» **WHAT TO PRODUCE**: Exclude the pictures; give every entry again exactly as written.

Data excerpts
-------------------------

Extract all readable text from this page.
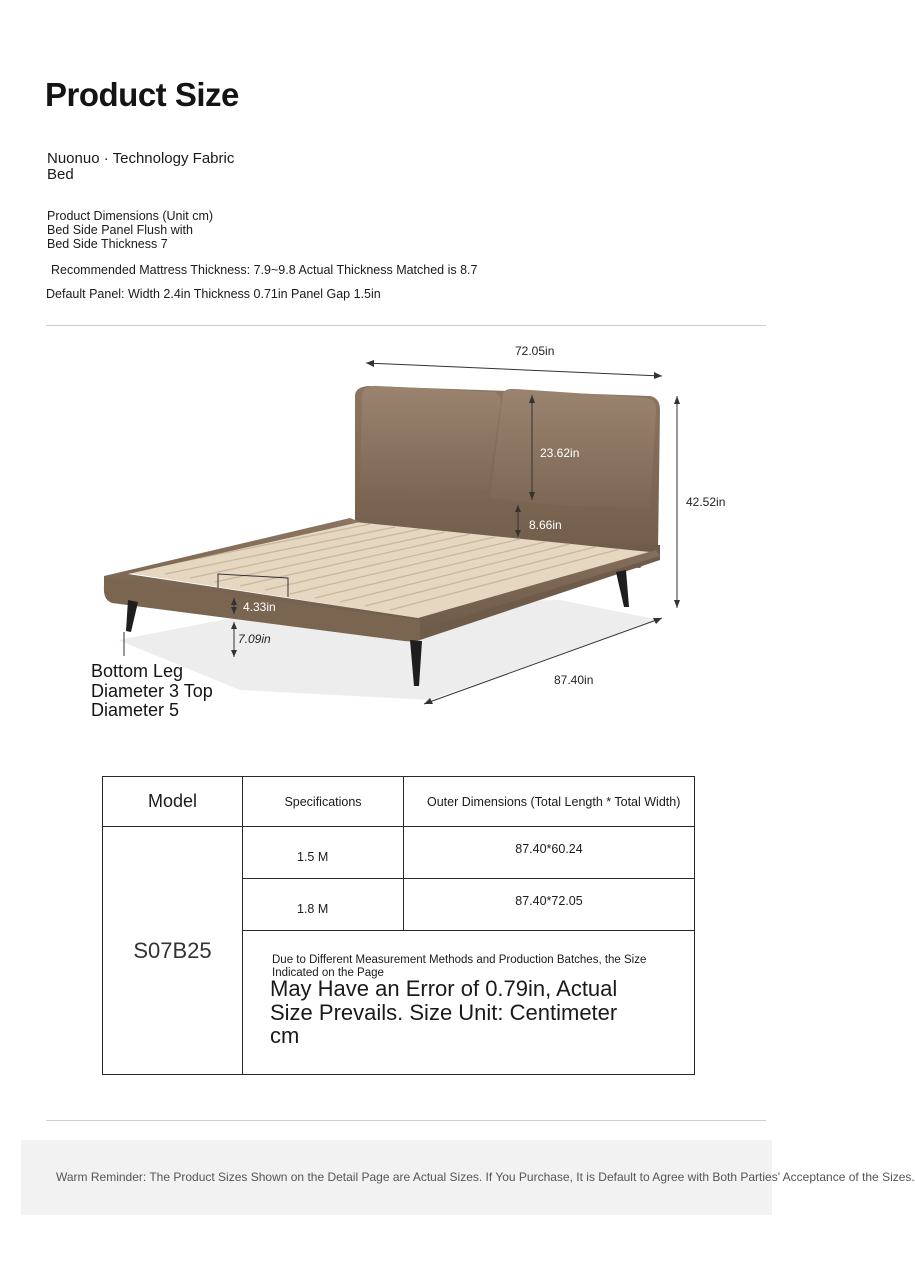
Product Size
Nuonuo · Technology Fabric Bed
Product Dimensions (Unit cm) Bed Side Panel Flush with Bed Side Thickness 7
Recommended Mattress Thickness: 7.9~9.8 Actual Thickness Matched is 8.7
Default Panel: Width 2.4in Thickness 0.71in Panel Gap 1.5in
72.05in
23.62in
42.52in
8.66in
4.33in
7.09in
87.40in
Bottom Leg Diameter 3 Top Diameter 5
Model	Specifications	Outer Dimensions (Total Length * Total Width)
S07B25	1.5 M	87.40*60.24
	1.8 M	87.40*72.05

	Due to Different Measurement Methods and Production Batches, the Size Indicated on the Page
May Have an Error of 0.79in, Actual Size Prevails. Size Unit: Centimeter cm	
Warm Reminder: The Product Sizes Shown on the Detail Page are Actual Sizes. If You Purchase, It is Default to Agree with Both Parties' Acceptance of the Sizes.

-------------------------

» **EXERCISE OUTPUT**:
Extract all readable text from this page.
Product Size
Nuonuo · Technology Fabric Bed
Product Dimensions (Unit cm) Bed Side Panel Flush with Bed Side Thickness 7
Recommended Mattress Thickness: 7.9~9.8 Actual Thickness Matched is 8.7
Default Panel: Width 2.4in Thickness 0.71in Panel Gap 1.5in
72.05in
23.62in
42.52in
8.66in
4.33in
7.09in
87.40in
Bottom Leg Diameter 3 Top Diameter 5
Model	Specifications	Outer Dimensions (Total Length * Total Width)
S07B25	1.5 M	87.40*60.24
	1.8 M	87.40*72.05

	Due to Different Measurement Methods and Production Batches, the Size Indicated on the Page
May Have an Error of 0.79in, Actual Size Prevails. Size Unit: Centimeter cm	
Warm Reminder: The Product Sizes Shown on the Detail Page are Actual Sizes. If You Purchase, It is Default to Agree with Both Parties' Acceptance of the Sizes.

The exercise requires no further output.